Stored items

▽

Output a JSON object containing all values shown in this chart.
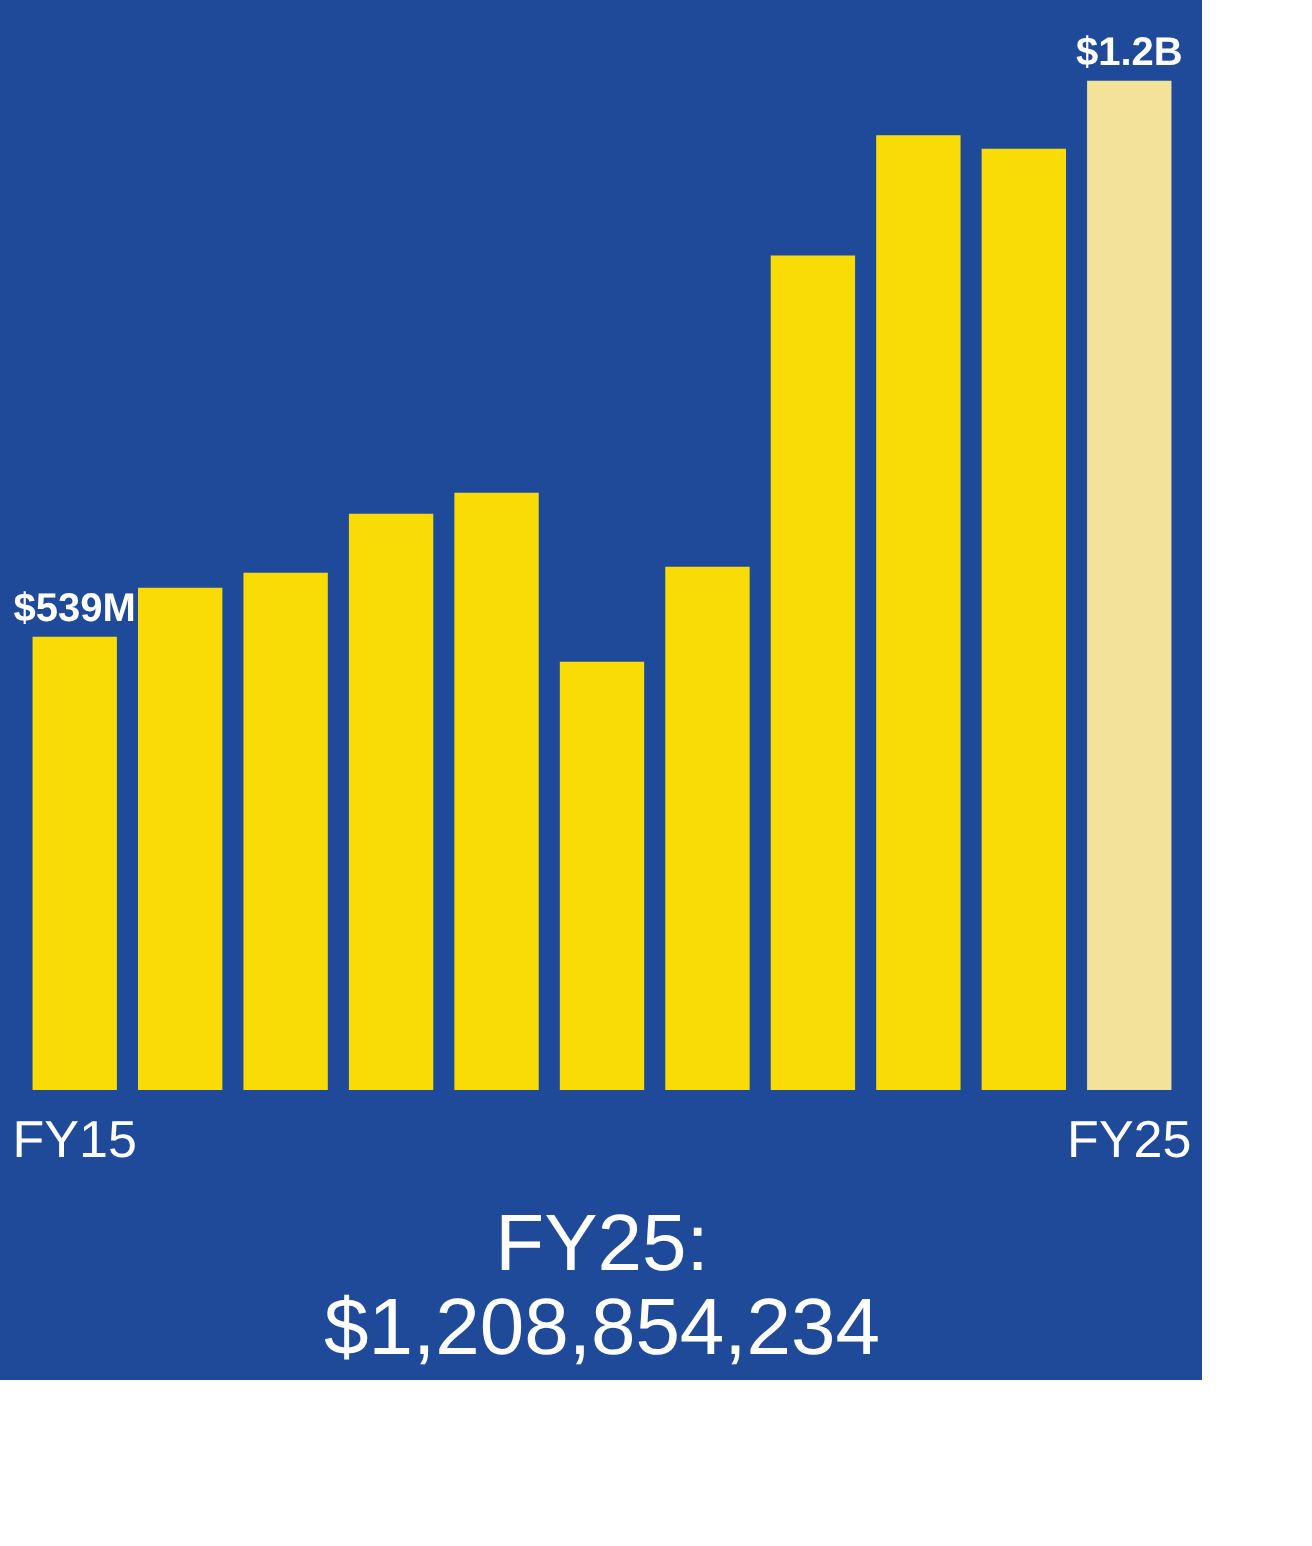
{
  "chart_data": {
    "type": "bar",
    "categories": [
      "FY15",
      null,
      null,
      null,
      null,
      null,
      null,
      null,
      null,
      null,
      "FY25"
    ],
    "values": [
      539000000,
      597000000,
      615000000,
      685000000,
      710000000,
      509000000,
      622000000,
      992000000,
      1135000000,
      1119000000,
      1200000000
    ],
    "colors": [
      "#f9dc05",
      "#f9dc05",
      "#f9dc05",
      "#f9dc05",
      "#f9dc05",
      "#f9dc05",
      "#f9dc05",
      "#f9dc05",
      "#f9dc05",
      "#f9dc05",
      "#f3e39a"
    ],
    "value_labels": [
      "$539M",
      null,
      null,
      null,
      null,
      null,
      null,
      null,
      null,
      null,
      "$1.2B"
    ],
    "annotations": [
      "FY25:",
      "$1,208,854,234"
    ],
    "grid": false
  }
}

△

◆ **Set exercise**: Copy every record above exactly, leaving out any pictures.

◆ **Exercise answer**:
Output a JSON object containing all values shown in this chart.
{
  "chart_data": {
    "type": "bar",
    "categories": [
      "FY15",
      null,
      null,
      null,
      null,
      null,
      null,
      null,
      null,
      null,
      "FY25"
    ],
    "values": [
      539000000,
      597000000,
      615000000,
      685000000,
      710000000,
      509000000,
      622000000,
      992000000,
      1135000000,
      1119000000,
      1200000000
    ],
    "colors": [
      "#f9dc05",
      "#f9dc05",
      "#f9dc05",
      "#f9dc05",
      "#f9dc05",
      "#f9dc05",
      "#f9dc05",
      "#f9dc05",
      "#f9dc05",
      "#f9dc05",
      "#f3e39a"
    ],
    "value_labels": [
      "$539M",
      null,
      null,
      null,
      null,
      null,
      null,
      null,
      null,
      null,
      "$1.2B"
    ],
    "annotations": [
      "FY25:",
      "$1,208,854,234"
    ],
    "grid": false
  }
}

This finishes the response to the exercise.